◆ **REQUIRED TASK**:
Restate every entry word for word.

◆ **RECORDS PROVIDED**:

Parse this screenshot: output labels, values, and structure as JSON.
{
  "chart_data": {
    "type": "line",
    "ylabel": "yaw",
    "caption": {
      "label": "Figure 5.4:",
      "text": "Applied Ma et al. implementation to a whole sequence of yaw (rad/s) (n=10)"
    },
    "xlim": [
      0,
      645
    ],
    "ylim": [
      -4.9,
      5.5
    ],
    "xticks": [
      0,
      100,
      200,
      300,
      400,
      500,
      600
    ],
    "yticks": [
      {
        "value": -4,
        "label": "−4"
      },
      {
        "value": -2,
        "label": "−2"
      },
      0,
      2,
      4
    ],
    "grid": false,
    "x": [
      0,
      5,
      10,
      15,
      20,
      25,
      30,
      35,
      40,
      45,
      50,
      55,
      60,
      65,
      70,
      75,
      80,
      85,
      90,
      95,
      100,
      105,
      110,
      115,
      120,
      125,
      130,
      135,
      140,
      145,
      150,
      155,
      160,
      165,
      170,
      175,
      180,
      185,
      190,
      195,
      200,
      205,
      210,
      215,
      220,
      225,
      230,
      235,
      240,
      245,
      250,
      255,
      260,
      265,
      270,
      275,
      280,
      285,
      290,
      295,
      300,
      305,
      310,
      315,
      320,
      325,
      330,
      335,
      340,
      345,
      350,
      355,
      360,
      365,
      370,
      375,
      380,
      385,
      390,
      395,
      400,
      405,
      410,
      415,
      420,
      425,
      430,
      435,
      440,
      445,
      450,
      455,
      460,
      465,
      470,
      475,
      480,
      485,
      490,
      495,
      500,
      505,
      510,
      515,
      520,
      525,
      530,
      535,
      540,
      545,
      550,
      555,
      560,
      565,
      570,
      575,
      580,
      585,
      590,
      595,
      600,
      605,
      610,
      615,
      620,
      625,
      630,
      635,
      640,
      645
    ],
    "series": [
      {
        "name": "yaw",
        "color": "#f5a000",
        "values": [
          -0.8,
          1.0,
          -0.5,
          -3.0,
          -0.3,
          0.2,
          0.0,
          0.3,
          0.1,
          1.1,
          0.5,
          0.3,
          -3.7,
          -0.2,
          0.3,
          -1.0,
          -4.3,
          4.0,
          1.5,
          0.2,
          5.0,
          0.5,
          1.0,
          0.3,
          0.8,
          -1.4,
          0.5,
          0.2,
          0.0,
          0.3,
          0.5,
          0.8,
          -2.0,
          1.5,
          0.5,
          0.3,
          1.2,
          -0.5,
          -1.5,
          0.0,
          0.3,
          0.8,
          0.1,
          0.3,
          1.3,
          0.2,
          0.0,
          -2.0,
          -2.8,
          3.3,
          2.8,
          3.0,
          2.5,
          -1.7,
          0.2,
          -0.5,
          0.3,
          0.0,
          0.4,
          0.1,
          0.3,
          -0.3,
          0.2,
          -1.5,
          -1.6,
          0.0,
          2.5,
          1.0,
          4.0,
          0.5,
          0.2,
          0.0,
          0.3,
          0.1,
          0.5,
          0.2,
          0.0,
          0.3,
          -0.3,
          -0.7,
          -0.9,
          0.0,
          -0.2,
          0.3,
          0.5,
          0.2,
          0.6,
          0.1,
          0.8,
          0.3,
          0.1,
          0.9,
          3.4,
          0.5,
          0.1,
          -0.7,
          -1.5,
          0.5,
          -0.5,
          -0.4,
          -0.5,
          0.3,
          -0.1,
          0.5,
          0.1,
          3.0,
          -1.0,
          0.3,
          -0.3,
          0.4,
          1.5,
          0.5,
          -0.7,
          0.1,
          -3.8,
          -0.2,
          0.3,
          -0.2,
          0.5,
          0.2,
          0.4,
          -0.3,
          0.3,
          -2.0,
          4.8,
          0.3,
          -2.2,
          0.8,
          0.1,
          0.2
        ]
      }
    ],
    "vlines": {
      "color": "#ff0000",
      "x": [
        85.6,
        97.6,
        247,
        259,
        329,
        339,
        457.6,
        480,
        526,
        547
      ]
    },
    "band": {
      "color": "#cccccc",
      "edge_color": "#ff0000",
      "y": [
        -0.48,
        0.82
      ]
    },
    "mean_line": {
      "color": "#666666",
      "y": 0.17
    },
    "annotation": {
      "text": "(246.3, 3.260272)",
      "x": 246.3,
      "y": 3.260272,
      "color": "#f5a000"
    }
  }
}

◆ **THE RESPONSE**:
Parse this screenshot: output labels, values, and structure as JSON.
{
  "chart_data": {
    "type": "line",
    "ylabel": "yaw",
    "caption": {
      "label": "Figure 5.4:",
      "text": "Applied Ma et al. implementation to a whole sequence of yaw (rad/s) (n=10)"
    },
    "xlim": [
      0,
      645
    ],
    "ylim": [
      -4.9,
      5.5
    ],
    "xticks": [
      0,
      100,
      200,
      300,
      400,
      500,
      600
    ],
    "yticks": [
      {
        "value": -4,
        "label": "−4"
      },
      {
        "value": -2,
        "label": "−2"
      },
      0,
      2,
      4
    ],
    "grid": false,
    "x": [
      0,
      5,
      10,
      15,
      20,
      25,
      30,
      35,
      40,
      45,
      50,
      55,
      60,
      65,
      70,
      75,
      80,
      85,
      90,
      95,
      100,
      105,
      110,
      115,
      120,
      125,
      130,
      135,
      140,
      145,
      150,
      155,
      160,
      165,
      170,
      175,
      180,
      185,
      190,
      195,
      200,
      205,
      210,
      215,
      220,
      225,
      230,
      235,
      240,
      245,
      250,
      255,
      260,
      265,
      270,
      275,
      280,
      285,
      290,
      295,
      300,
      305,
      310,
      315,
      320,
      325,
      330,
      335,
      340,
      345,
      350,
      355,
      360,
      365,
      370,
      375,
      380,
      385,
      390,
      395,
      400,
      405,
      410,
      415,
      420,
      425,
      430,
      435,
      440,
      445,
      450,
      455,
      460,
      465,
      470,
      475,
      480,
      485,
      490,
      495,
      500,
      505,
      510,
      515,
      520,
      525,
      530,
      535,
      540,
      545,
      550,
      555,
      560,
      565,
      570,
      575,
      580,
      585,
      590,
      595,
      600,
      605,
      610,
      615,
      620,
      625,
      630,
      635,
      640,
      645
    ],
    "series": [
      {
        "name": "yaw",
        "color": "#f5a000",
        "values": [
          -0.8,
          1.0,
          -0.5,
          -3.0,
          -0.3,
          0.2,
          0.0,
          0.3,
          0.1,
          1.1,
          0.5,
          0.3,
          -3.7,
          -0.2,
          0.3,
          -1.0,
          -4.3,
          4.0,
          1.5,
          0.2,
          5.0,
          0.5,
          1.0,
          0.3,
          0.8,
          -1.4,
          0.5,
          0.2,
          0.0,
          0.3,
          0.5,
          0.8,
          -2.0,
          1.5,
          0.5,
          0.3,
          1.2,
          -0.5,
          -1.5,
          0.0,
          0.3,
          0.8,
          0.1,
          0.3,
          1.3,
          0.2,
          0.0,
          -2.0,
          -2.8,
          3.3,
          2.8,
          3.0,
          2.5,
          -1.7,
          0.2,
          -0.5,
          0.3,
          0.0,
          0.4,
          0.1,
          0.3,
          -0.3,
          0.2,
          -1.5,
          -1.6,
          0.0,
          2.5,
          1.0,
          4.0,
          0.5,
          0.2,
          0.0,
          0.3,
          0.1,
          0.5,
          0.2,
          0.0,
          0.3,
          -0.3,
          -0.7,
          -0.9,
          0.0,
          -0.2,
          0.3,
          0.5,
          0.2,
          0.6,
          0.1,
          0.8,
          0.3,
          0.1,
          0.9,
          3.4,
          0.5,
          0.1,
          -0.7,
          -1.5,
          0.5,
          -0.5,
          -0.4,
          -0.5,
          0.3,
          -0.1,
          0.5,
          0.1,
          3.0,
          -1.0,
          0.3,
          -0.3,
          0.4,
          1.5,
          0.5,
          -0.7,
          0.1,
          -3.8,
          -0.2,
          0.3,
          -0.2,
          0.5,
          0.2,
          0.4,
          -0.3,
          0.3,
          -2.0,
          4.8,
          0.3,
          -2.2,
          0.8,
          0.1,
          0.2
        ]
      }
    ],
    "vlines": {
      "color": "#ff0000",
      "x": [
        85.6,
        97.6,
        247,
        259,
        329,
        339,
        457.6,
        480,
        526,
        547
      ]
    },
    "band": {
      "color": "#cccccc",
      "edge_color": "#ff0000",
      "y": [
        -0.48,
        0.82
      ]
    },
    "mean_line": {
      "color": "#666666",
      "y": 0.17
    },
    "annotation": {
      "text": "(246.3, 3.260272)",
      "x": 246.3,
      "y": 3.260272,
      "color": "#f5a000"
    }
  }
}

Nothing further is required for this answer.